* Start Information given *
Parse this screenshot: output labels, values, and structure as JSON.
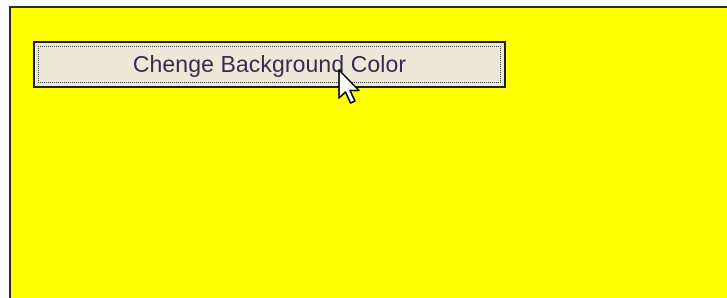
{
  "page": {
    "background_color": "#ffff00",
    "border_color": "#2b2b2b"
  },
  "button": {
    "label": "Chenge Background Color",
    "face_color": "#ece9d8",
    "text_color": "#3a2a52"
  },
  "cursor": {
    "icon": "arrow-pointer-icon"
  }
}
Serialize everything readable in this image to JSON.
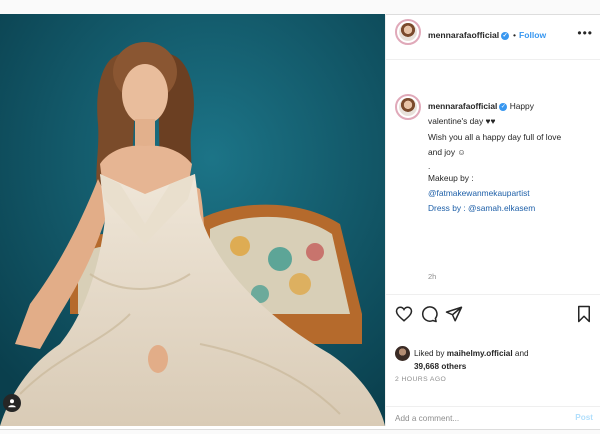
{
  "post": {
    "username": "mennarafaofficial",
    "verified_icon": "✓",
    "separator": "•",
    "follow_label": "Follow",
    "more_icon": "•••",
    "caption": {
      "username": "mennarafaofficial",
      "lines": [
        "Happy",
        "valentine's day ♥♥",
        "Wish you all a happy day full of love",
        "and joy ☺",
        ".",
        "Makeup by :",
        "@fatmakewanmekaupartist",
        "Dress by : @samah.elkasem"
      ],
      "time_ago": "2h"
    },
    "likes": {
      "prefix": "Liked by",
      "user": "maihelmy.official",
      "connector": "and",
      "others": "39,668 others"
    },
    "date": "2 HOURS AGO",
    "comment": {
      "placeholder": "Add a comment...",
      "post_label": "Post"
    }
  },
  "icons": {
    "like": "heart-icon",
    "comment": "comment-icon",
    "share": "share-icon",
    "save": "bookmark-icon",
    "user_tag": "user-icon"
  },
  "colors": {
    "background_teal": "#0f5a6b",
    "link_blue": "#3897f0",
    "mention": "#1d5fa8",
    "muted": "#8e8e8e"
  }
}
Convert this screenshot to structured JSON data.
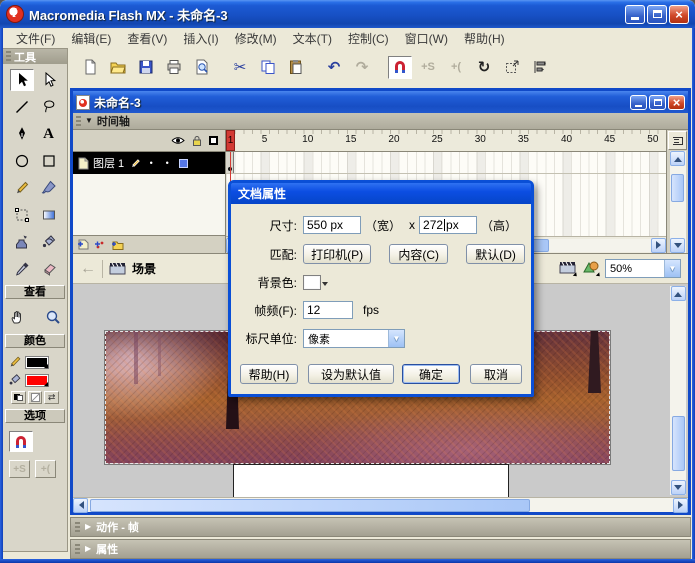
{
  "app": {
    "title": "Macromedia Flash MX - 未命名-3"
  },
  "glyphs": {
    "undo": "↶",
    "redo": "↷",
    "rotate": "↻",
    "cut": "✂",
    "smooth": "+S",
    "straighten": "+(",
    "back_arrow": "←",
    "expand": "▶",
    "collapse": "▼",
    "dropdown": "▼",
    "text_tool": "A",
    "close": "×",
    "swap": "⇄",
    "dot": "•"
  },
  "menu": {
    "items": [
      "文件(F)",
      "编辑(E)",
      "查看(V)",
      "插入(I)",
      "修改(M)",
      "文本(T)",
      "控制(C)",
      "窗口(W)",
      "帮助(H)"
    ]
  },
  "toolbar": {
    "buttons": [
      "new",
      "open",
      "save",
      "print",
      "print-preview",
      "cut",
      "copy",
      "paste",
      "undo",
      "redo",
      "snap",
      "smooth",
      "straighten",
      "rotate",
      "scale",
      "align"
    ]
  },
  "tools_panel": {
    "title": "工具",
    "view_title": "查看",
    "colors_title": "颜色",
    "options_title": "选项",
    "tool_names": [
      "arrow",
      "subselect",
      "line",
      "lasso",
      "pen",
      "text",
      "oval",
      "rectangle",
      "pencil",
      "brush",
      "free-transform",
      "fill-transform",
      "ink-bottle",
      "paint-bucket",
      "eyedropper",
      "eraser",
      "hand",
      "zoom"
    ],
    "stroke_color": "#000000",
    "fill_color": "#ff0000"
  },
  "doc": {
    "title": "未命名-3",
    "timeline_title": "时间轴",
    "layer_name": "图层 1",
    "playhead_frame": "1",
    "ruler_ticks": [
      "5",
      "10",
      "15",
      "20",
      "25",
      "30",
      "35",
      "40",
      "45",
      "50"
    ],
    "scene_label": "场景",
    "zoom_value": "50%"
  },
  "dialog": {
    "title": "文档属性",
    "size_label": "尺寸:",
    "width_value": "550",
    "height_value": "272",
    "px_unit": "px",
    "width_caption": "（宽）",
    "times_label": "x",
    "height_caption": "（高）",
    "match_label": "匹配:",
    "printer_button": "打印机(P)",
    "contents_button": "内容(C)",
    "default_button": "默认(D)",
    "bg_label": "背景色:",
    "bg_color": "#ffffff",
    "fps_label": "帧频(F):",
    "fps_value": "12",
    "fps_unit": "fps",
    "ruler_units_label": "标尺单位:",
    "ruler_units_value": "像素",
    "help_button": "帮助(H)",
    "make_default_button": "设为默认值",
    "ok_button": "确定",
    "cancel_button": "取消"
  },
  "panels": {
    "actions_label": "动作 - 帧",
    "properties_label": "属性"
  },
  "colors": {
    "titlebar_blue": "#1750c4",
    "chrome": "#ece9d8",
    "playhead_red": "#d23a34",
    "layer_selected_bg": "#000000",
    "layer_outline_swatch": "#5577e8",
    "stage_workspace": "#cacaca"
  }
}
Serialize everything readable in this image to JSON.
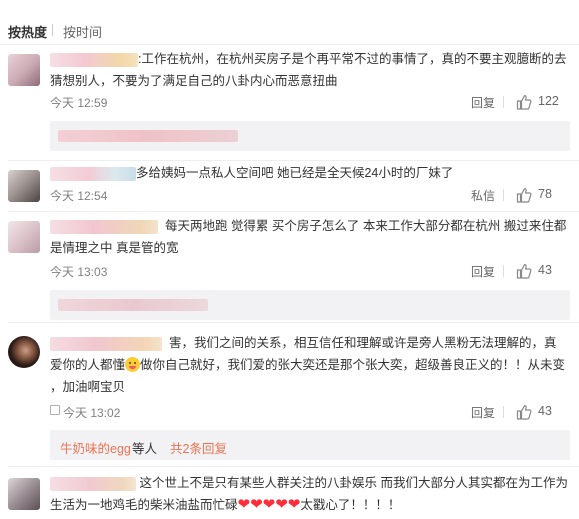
{
  "sort": {
    "hot_label": "按热度",
    "time_label": "按时间"
  },
  "colors": {
    "accent": "#eb7350",
    "heart": "#ff2d3a"
  },
  "comments": [
    {
      "text_line1": "工作在杭州，在杭州买房子是个再平常不过的事情了，真的不要主观臆断的去",
      "text_line2": "猜想别人，不要为了满足自己的八卦内心而恶意扭曲",
      "time": "今天 12:59",
      "reply_label": "回复",
      "likes": "122"
    },
    {
      "text_line1": "多给姨妈一点私人空间吧 她已经是全天候24小时的厂妹了",
      "time": "今天 12:54",
      "reply_label": "私信",
      "likes": "78"
    },
    {
      "text_line1": "每天两地跑 觉得累 买个房子怎么了 本来工作大部分都在杭州 搬过来住都",
      "text_line2": "是情理之中 真是管的宽",
      "time": "今天 13:03",
      "reply_label": "回复",
      "likes": "43"
    },
    {
      "text_line1": "害，我们之间的关系，相互信任和理解或许是旁人黑粉无法理解的，真",
      "text_line2a": "爱你的人都懂",
      "text_line2b": "做你自己就好，我们爱的张大奕还是那个张大奕，超级善良正义的！！从未变",
      "text_line3": "，加油啊宝贝",
      "time": "今天 13:02",
      "reply_label": "回复",
      "likes": "43",
      "emoji": "smile-emoji"
    },
    {
      "text_line1": "这个世上不是只有某些人群关注的八卦娱乐 而我们大部分人其实都在为工作为",
      "text_line2": "生活为一地鸡毛的柴米油盐而忙碌",
      "hearts": "❤❤❤❤❤",
      "text_tail": "太戳心了！！！！"
    }
  ],
  "reply_summary": {
    "name": "牛奶味的egg",
    "middle": " 等人 ",
    "link": "共2条回复"
  }
}
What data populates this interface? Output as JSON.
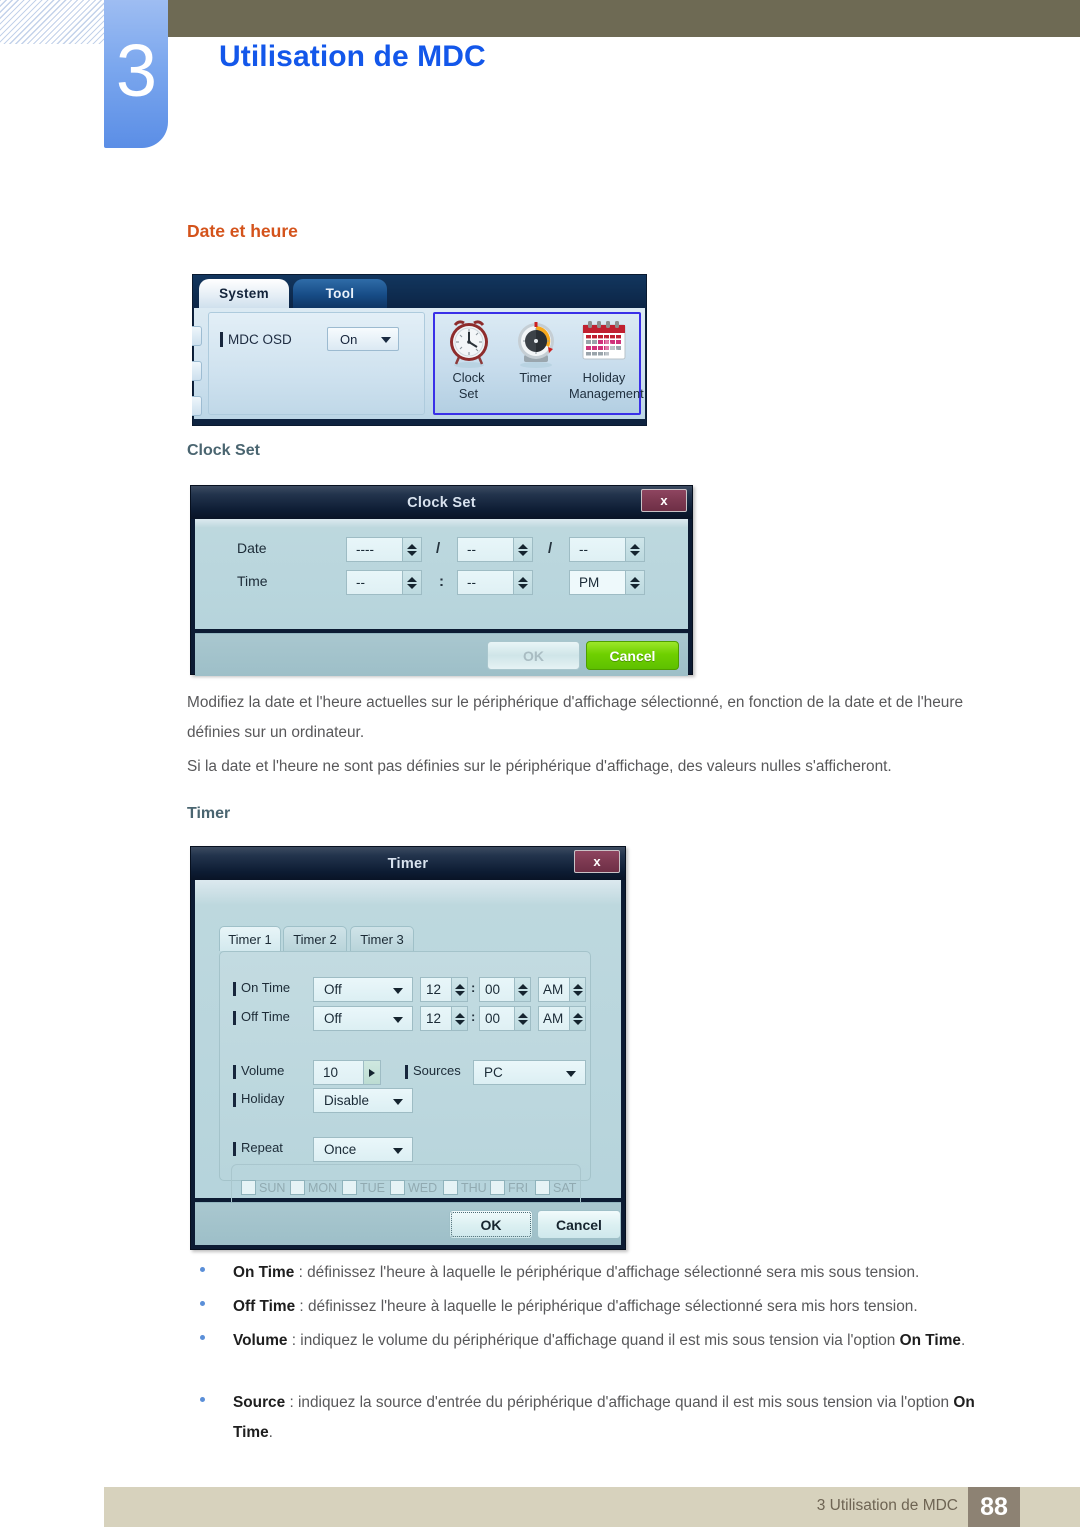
{
  "header": {
    "chapter_number": "3",
    "title": "Utilisation de MDC"
  },
  "section": {
    "heading": "Date et heure",
    "sub_clock_set": "Clock Set",
    "sub_timer": "Timer"
  },
  "screenshot_system": {
    "tab_system": "System",
    "tab_tool": "Tool",
    "osd_label": "MDC OSD",
    "osd_value": "On",
    "icons": [
      {
        "name": "clock-set-icon",
        "caption_line1": "Clock",
        "caption_line2": "Set"
      },
      {
        "name": "timer-icon",
        "caption_line1": "Timer",
        "caption_line2": ""
      },
      {
        "name": "holiday-management-icon",
        "caption_line1": "Holiday",
        "caption_line2": "Management"
      }
    ]
  },
  "clock_set_dialog": {
    "title": "Clock Set",
    "close_label": "x",
    "date_label": "Date",
    "time_label": "Time",
    "date_year": "----",
    "date_month": "--",
    "date_day": "--",
    "time_hour": "--",
    "time_minute": "--",
    "time_meridiem": "PM",
    "date_sep1": "/",
    "date_sep2": "/",
    "time_sep": ":",
    "ok_label": "OK",
    "cancel_label": "Cancel"
  },
  "timer_dialog": {
    "title": "Timer",
    "close_label": "x",
    "tabs": [
      "Timer 1",
      "Timer 2",
      "Timer 3"
    ],
    "on_time_label": "On Time",
    "on_time_value": "Off",
    "on_time_hour": "12",
    "on_time_minute": "00",
    "on_time_meridiem": "AM",
    "off_time_label": "Off Time",
    "off_time_value": "Off",
    "off_time_hour": "12",
    "off_time_minute": "00",
    "off_time_meridiem": "AM",
    "volume_label": "Volume",
    "volume_value": "10",
    "sources_label": "Sources",
    "sources_value": "PC",
    "holiday_label": "Holiday",
    "holiday_value": "Disable",
    "repeat_label": "Repeat",
    "repeat_value": "Once",
    "time_sep": ":",
    "days": [
      "SUN",
      "MON",
      "TUE",
      "WED",
      "THU",
      "FRI",
      "SAT"
    ],
    "ok_label": "OK",
    "cancel_label": "Cancel"
  },
  "paragraphs": {
    "p1": "Modifiez la date et l'heure actuelles sur le périphérique d'affichage sélectionné, en fonction de la date et de l'heure définies sur un ordinateur.",
    "p2": "Si la date et l'heure ne sont pas définies sur le périphérique d'affichage, des valeurs nulles s'afficheront."
  },
  "bullets": [
    {
      "term": "On Time",
      "rest": " : définissez l'heure à laquelle le périphérique d'affichage sélectionné sera mis sous tension."
    },
    {
      "term": "Off Time",
      "rest": " : définissez l'heure à laquelle le périphérique d'affichage sélectionné sera mis hors tension."
    },
    {
      "term": "Volume",
      "rest": " : indiquez le volume du périphérique d'affichage quand il est mis sous tension via l'option ",
      "term2": "On Time",
      "rest2": "."
    },
    {
      "term": "Source",
      "rest": " : indiquez la source d'entrée du périphérique d'affichage quand il est mis sous tension via l'option ",
      "term2": "On Time",
      "rest2": "."
    }
  ],
  "footer": {
    "text": "3 Utilisation de MDC",
    "page_number": "88"
  },
  "colors": {
    "accent_orange": "#d4531b",
    "title_blue": "#1357ea",
    "olive": "#6e6a54",
    "footer_bg": "#d7d2bd",
    "page_box": "#8d8273",
    "highlight_border": "#3a30e8",
    "cancel_green": "#6fd000"
  }
}
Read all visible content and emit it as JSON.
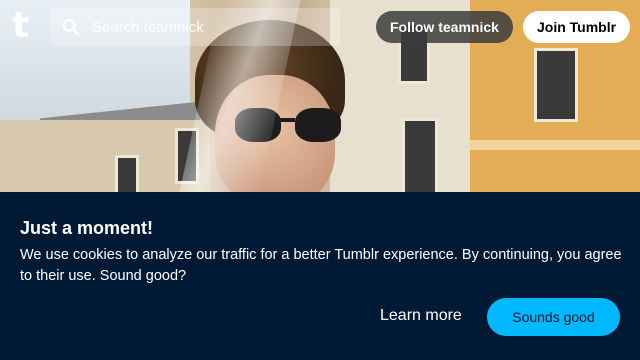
{
  "header": {
    "logo_letter": "t",
    "search": {
      "placeholder": "Search teamnick"
    },
    "follow_label": "Follow teamnick",
    "join_label": "Join Tumblr"
  },
  "cookie_banner": {
    "title": "Just a moment!",
    "message": "We use cookies to analyze our traffic for a better Tumblr experience. By continuing, you agree to their use. Sound good?",
    "learn_more_label": "Learn more",
    "accept_label": "Sounds good"
  },
  "colors": {
    "banner_bg": "#001935",
    "accent": "#00b8ff"
  },
  "icons": {
    "logo": "tumblr-logo",
    "search": "search-icon"
  }
}
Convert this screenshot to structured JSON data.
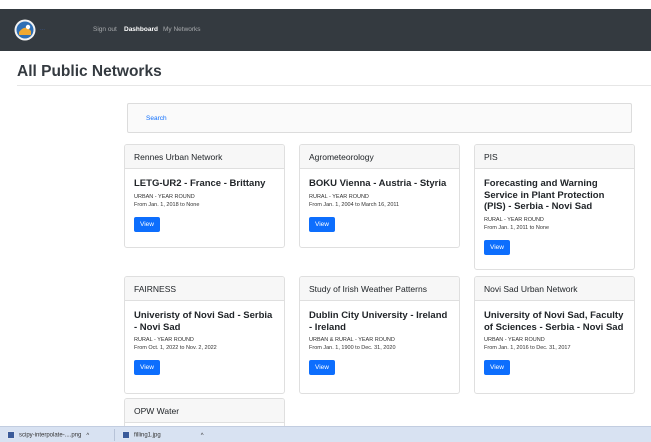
{
  "nav": {
    "logo_text": "...",
    "links": [
      {
        "label": "Sign out",
        "active": false
      },
      {
        "label": "Dashboard",
        "active": true
      },
      {
        "label": "My Networks",
        "active": false
      }
    ]
  },
  "page": {
    "title": "All Public Networks",
    "search_label": "Search"
  },
  "cards": [
    {
      "header": "Rennes Urban Network",
      "title": "LETG-UR2 - France - Brittany",
      "type": "URBAN - YEAR ROUND",
      "dates": "From Jan. 1, 2018 to None",
      "button": "View"
    },
    {
      "header": "Agrometeorology",
      "title": "BOKU Vienna - Austria - Styria",
      "type": "RURAL - YEAR ROUND",
      "dates": "From Jan. 1, 2004 to March 16, 2011",
      "button": "View"
    },
    {
      "header": "PIS",
      "title": "Forecasting and Warning Service in Plant Protection (PIS) - Serbia - Novi Sad",
      "type": "RURAL - YEAR ROUND",
      "dates": "From Jan. 1, 2011 to None",
      "button": "View"
    },
    {
      "header": "FAIRNESS",
      "title": "Univeristy of Novi Sad - Serbia - Novi Sad",
      "type": "RURAL - YEAR ROUND",
      "dates": "From Oct. 1, 2022 to Nov. 2, 2022",
      "button": "View"
    },
    {
      "header": "Study of Irish Weather Patterns",
      "title": "Dublin City University - Ireland - Ireland",
      "type": "URBAN & RURAL - YEAR ROUND",
      "dates": "From Jan. 1, 1900 to Dec. 31, 2020",
      "button": "View"
    },
    {
      "header": "Novi Sad Urban Network",
      "title": "University of Novi Sad, Faculty of Sciences - Serbia - Novi Sad",
      "type": "URBAN - YEAR ROUND",
      "dates": "From Jan. 1, 2016 to Dec. 31, 2017",
      "button": "View"
    },
    {
      "header": "OPW Water"
    }
  ],
  "downloads": [
    {
      "filename": "scipy-interpolate-....png"
    },
    {
      "filename": "filling1.jpg"
    }
  ],
  "colors": {
    "navbar": "#343a40",
    "primary": "#0d6efd",
    "taskbar": "#d8e2f2"
  }
}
* End Information given *
Short task =>
Where a line of the records above holds the word "None", copy that line.

Result of this task =>
      "dates": "From Jan. 1, 2018 to None",
      "dates": "From Jan. 1, 2011 to None",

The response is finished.